Your instructions:
Pull every "this" line out of the data below.

### Records

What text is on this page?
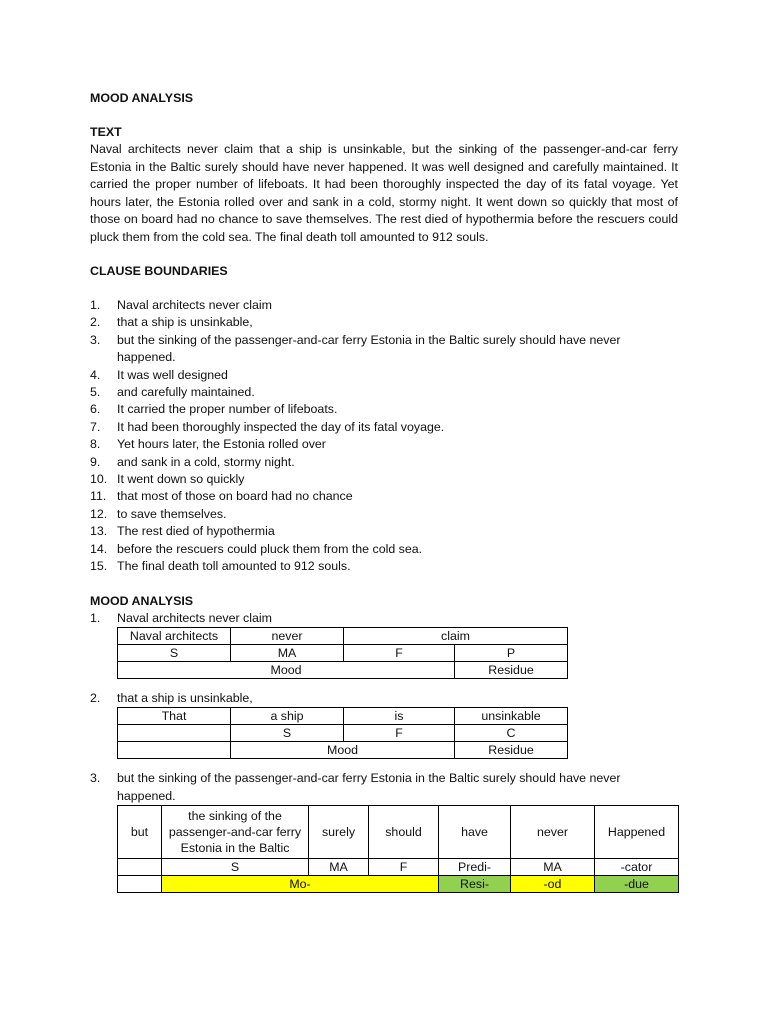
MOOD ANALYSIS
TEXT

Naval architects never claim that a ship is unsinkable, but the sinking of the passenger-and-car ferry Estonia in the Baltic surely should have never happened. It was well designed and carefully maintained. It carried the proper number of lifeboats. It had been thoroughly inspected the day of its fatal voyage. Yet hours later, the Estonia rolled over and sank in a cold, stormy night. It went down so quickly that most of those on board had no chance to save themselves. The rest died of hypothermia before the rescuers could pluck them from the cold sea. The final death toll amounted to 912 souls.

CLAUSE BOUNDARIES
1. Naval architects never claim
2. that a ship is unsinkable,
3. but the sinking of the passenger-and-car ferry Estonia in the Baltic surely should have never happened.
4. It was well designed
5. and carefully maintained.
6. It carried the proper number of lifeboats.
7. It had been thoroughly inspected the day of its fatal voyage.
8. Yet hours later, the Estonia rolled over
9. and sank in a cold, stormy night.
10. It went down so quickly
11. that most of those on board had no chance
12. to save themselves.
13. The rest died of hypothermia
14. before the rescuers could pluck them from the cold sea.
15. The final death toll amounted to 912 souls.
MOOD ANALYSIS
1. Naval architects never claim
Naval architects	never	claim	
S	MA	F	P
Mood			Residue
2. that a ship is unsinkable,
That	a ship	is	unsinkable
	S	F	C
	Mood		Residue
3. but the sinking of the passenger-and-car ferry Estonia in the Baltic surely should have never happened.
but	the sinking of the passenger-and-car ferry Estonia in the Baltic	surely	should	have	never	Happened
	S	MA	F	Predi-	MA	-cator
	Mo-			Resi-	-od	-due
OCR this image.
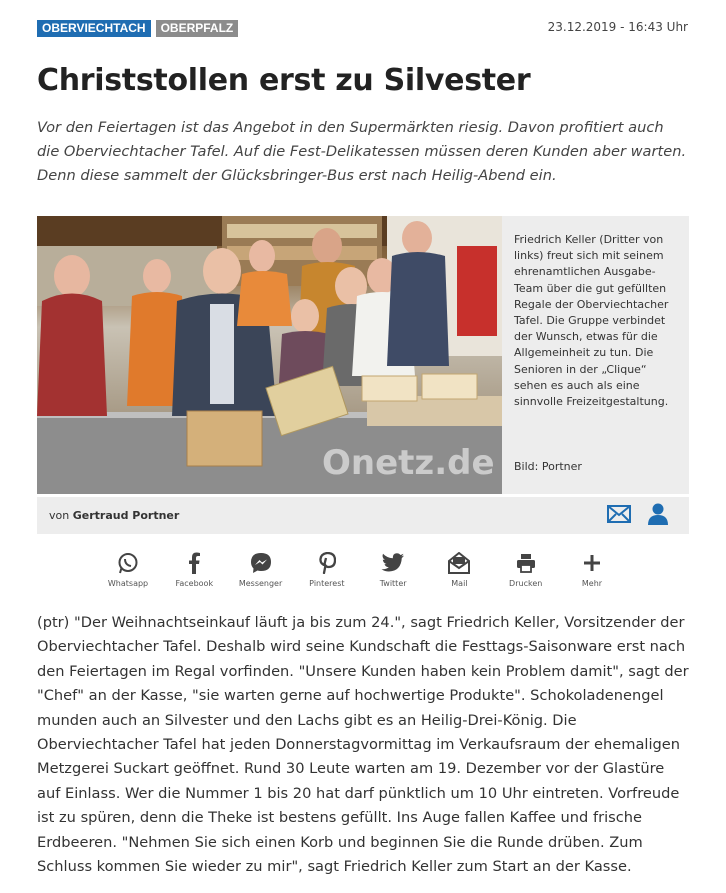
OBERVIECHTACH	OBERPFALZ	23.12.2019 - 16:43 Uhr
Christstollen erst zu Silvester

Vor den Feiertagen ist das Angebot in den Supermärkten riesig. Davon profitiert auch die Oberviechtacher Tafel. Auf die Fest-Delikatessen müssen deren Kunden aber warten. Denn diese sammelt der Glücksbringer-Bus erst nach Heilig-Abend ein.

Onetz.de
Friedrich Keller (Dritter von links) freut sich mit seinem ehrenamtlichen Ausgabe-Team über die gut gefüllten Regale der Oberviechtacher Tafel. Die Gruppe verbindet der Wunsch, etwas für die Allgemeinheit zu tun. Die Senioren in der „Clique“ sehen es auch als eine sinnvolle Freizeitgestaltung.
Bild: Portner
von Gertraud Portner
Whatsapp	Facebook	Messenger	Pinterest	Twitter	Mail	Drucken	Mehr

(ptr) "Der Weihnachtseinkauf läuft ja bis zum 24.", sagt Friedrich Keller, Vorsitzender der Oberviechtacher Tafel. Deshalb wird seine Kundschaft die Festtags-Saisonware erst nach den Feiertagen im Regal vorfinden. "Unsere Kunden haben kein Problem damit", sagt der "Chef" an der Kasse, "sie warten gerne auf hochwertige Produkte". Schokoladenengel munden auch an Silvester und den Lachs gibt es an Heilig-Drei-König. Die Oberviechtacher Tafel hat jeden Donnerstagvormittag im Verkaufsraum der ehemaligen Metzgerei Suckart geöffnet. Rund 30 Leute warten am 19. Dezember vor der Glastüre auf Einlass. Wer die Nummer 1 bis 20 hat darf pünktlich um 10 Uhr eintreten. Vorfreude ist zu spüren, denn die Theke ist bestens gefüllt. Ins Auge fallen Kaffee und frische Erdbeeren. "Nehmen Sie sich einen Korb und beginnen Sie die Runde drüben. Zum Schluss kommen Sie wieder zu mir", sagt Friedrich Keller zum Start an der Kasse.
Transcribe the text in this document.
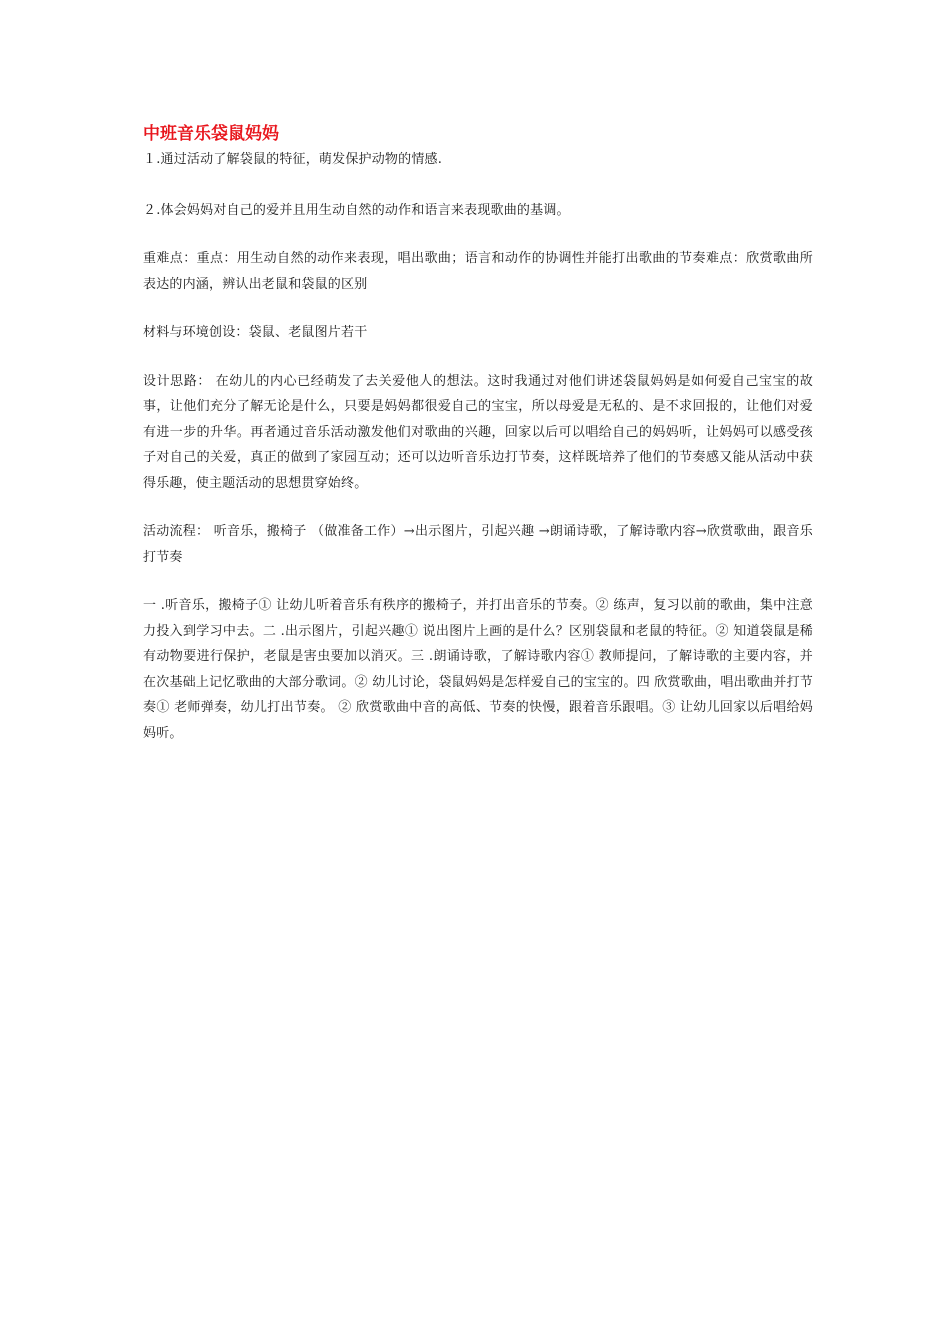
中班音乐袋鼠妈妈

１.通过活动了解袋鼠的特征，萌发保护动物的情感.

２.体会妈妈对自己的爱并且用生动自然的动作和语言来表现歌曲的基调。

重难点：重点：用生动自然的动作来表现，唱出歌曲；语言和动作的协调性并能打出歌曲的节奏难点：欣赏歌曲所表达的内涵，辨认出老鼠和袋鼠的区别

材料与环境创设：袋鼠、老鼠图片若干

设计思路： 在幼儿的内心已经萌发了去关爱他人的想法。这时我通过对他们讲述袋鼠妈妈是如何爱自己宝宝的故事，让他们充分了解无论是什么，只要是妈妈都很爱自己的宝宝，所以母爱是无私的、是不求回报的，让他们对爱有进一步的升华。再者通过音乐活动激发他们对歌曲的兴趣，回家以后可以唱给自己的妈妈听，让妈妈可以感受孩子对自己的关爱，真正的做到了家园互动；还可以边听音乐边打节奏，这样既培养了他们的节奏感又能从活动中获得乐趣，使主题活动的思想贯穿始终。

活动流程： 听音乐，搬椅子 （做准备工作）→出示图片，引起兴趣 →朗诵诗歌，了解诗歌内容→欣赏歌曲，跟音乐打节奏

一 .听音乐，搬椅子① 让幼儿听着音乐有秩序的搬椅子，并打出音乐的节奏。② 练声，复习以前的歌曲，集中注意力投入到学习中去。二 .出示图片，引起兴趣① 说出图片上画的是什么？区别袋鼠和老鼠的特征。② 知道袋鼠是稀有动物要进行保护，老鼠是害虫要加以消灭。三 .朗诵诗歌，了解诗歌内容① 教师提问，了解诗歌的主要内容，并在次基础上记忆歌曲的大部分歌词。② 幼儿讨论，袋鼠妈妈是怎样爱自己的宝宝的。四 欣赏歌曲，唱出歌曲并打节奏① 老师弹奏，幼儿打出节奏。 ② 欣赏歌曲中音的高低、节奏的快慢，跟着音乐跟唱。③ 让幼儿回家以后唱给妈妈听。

######

Correct answer:
What text is on this page?
OCR this image.
Transcribe the text in this document.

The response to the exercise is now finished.